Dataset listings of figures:
▶

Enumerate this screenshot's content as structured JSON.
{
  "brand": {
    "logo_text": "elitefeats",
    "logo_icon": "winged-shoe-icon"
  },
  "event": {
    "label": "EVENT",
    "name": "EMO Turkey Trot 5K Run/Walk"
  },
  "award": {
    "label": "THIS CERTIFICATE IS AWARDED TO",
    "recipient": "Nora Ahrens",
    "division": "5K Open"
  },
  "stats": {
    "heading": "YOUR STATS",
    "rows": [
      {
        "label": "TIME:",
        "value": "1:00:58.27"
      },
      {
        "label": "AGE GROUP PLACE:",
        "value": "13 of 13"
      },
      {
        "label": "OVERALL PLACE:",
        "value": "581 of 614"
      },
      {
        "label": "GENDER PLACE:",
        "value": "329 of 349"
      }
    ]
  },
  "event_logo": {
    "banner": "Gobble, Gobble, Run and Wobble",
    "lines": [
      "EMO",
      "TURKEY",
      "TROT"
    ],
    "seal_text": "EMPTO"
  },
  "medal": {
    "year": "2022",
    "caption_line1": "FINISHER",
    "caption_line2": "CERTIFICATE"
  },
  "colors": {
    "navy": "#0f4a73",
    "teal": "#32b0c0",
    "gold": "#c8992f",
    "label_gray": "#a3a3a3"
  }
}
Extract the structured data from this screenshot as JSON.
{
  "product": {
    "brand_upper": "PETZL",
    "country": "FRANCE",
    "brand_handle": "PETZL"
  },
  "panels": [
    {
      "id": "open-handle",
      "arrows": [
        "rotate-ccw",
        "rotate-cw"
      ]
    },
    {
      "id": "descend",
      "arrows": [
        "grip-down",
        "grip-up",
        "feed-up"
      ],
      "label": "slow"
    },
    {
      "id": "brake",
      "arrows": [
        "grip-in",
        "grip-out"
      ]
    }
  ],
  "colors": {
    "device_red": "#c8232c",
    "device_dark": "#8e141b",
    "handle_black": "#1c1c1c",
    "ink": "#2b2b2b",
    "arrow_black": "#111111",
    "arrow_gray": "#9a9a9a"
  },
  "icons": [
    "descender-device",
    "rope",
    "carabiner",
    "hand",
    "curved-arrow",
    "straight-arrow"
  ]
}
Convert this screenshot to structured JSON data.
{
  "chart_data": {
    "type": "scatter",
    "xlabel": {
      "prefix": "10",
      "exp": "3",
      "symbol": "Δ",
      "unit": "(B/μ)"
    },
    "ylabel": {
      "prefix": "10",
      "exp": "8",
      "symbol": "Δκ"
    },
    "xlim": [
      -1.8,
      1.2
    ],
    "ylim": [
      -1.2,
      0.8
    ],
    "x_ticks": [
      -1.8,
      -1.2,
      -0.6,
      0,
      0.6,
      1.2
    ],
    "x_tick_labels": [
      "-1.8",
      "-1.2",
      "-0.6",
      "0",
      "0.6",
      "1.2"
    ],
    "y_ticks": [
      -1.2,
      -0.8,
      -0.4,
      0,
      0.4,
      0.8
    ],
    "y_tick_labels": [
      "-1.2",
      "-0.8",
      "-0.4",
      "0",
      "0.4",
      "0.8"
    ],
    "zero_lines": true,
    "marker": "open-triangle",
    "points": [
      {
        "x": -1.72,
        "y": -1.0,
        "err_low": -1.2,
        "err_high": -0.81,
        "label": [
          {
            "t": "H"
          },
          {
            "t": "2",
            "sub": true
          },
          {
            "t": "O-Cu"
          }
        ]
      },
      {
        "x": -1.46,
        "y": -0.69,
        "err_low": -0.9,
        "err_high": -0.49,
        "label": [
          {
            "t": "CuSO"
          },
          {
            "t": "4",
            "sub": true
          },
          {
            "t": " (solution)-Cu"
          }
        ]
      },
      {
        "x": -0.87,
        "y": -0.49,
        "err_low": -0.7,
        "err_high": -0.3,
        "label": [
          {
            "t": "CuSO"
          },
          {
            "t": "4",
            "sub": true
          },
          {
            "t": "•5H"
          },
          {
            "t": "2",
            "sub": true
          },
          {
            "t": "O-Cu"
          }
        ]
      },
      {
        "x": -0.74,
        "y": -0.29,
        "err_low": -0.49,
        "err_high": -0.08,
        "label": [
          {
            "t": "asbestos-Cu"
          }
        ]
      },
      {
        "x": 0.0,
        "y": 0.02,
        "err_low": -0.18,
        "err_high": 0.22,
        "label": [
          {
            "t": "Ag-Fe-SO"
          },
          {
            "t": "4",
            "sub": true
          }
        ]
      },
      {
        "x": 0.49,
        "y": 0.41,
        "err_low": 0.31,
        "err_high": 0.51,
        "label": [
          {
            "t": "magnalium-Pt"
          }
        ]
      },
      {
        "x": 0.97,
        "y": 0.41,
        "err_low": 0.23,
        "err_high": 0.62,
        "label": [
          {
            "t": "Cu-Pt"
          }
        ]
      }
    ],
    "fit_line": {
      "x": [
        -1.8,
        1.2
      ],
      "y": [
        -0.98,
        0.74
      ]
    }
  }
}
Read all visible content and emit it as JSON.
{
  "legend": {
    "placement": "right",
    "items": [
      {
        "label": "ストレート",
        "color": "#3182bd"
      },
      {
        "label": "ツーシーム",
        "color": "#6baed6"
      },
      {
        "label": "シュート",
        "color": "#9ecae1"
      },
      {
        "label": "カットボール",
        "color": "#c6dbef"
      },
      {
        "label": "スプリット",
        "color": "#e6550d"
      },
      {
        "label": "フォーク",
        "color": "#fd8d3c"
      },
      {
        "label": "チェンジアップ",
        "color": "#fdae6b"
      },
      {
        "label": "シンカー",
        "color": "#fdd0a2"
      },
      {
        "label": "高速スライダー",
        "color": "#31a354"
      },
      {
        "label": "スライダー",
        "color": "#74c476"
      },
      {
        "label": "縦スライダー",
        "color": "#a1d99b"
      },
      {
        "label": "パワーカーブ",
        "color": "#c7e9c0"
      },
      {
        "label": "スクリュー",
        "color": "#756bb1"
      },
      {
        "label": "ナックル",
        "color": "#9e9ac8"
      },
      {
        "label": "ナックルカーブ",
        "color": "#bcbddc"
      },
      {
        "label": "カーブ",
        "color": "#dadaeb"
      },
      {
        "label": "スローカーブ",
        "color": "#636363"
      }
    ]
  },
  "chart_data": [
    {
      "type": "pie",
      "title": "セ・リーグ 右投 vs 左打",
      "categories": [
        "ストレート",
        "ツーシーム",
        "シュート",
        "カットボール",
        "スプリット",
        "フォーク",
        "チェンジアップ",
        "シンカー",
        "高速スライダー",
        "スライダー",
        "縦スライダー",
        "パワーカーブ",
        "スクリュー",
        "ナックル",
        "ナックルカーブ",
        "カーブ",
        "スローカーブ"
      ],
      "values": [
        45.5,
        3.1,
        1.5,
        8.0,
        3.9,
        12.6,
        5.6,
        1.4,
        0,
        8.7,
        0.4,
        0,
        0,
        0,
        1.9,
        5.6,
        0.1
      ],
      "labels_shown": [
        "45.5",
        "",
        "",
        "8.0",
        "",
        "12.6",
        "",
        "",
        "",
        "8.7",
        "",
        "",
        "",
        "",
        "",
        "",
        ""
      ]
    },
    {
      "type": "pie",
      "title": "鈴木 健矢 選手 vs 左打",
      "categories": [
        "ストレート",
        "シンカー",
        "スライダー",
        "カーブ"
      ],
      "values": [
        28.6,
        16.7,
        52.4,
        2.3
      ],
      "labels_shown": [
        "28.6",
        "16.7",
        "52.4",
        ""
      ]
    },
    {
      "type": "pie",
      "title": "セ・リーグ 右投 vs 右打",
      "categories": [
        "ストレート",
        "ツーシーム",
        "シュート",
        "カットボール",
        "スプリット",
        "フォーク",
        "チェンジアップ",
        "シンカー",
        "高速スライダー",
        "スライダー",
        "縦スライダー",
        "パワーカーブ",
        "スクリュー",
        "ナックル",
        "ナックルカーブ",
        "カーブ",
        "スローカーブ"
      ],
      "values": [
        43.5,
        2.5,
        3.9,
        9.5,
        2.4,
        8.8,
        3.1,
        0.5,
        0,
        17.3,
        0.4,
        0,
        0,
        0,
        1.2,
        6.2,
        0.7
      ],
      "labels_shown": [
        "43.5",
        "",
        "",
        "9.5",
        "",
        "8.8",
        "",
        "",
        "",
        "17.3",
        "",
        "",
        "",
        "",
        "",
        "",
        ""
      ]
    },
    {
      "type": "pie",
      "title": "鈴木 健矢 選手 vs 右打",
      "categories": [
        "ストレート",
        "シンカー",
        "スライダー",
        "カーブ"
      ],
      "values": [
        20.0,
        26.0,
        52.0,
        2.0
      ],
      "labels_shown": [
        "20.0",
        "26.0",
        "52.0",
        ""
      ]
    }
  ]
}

◀

* [Written exercise]: Show all lines above holding "PETZL".

* [Complete response]:
    "brand_upper": "PETZL",
    "brand_handle": "PETZL"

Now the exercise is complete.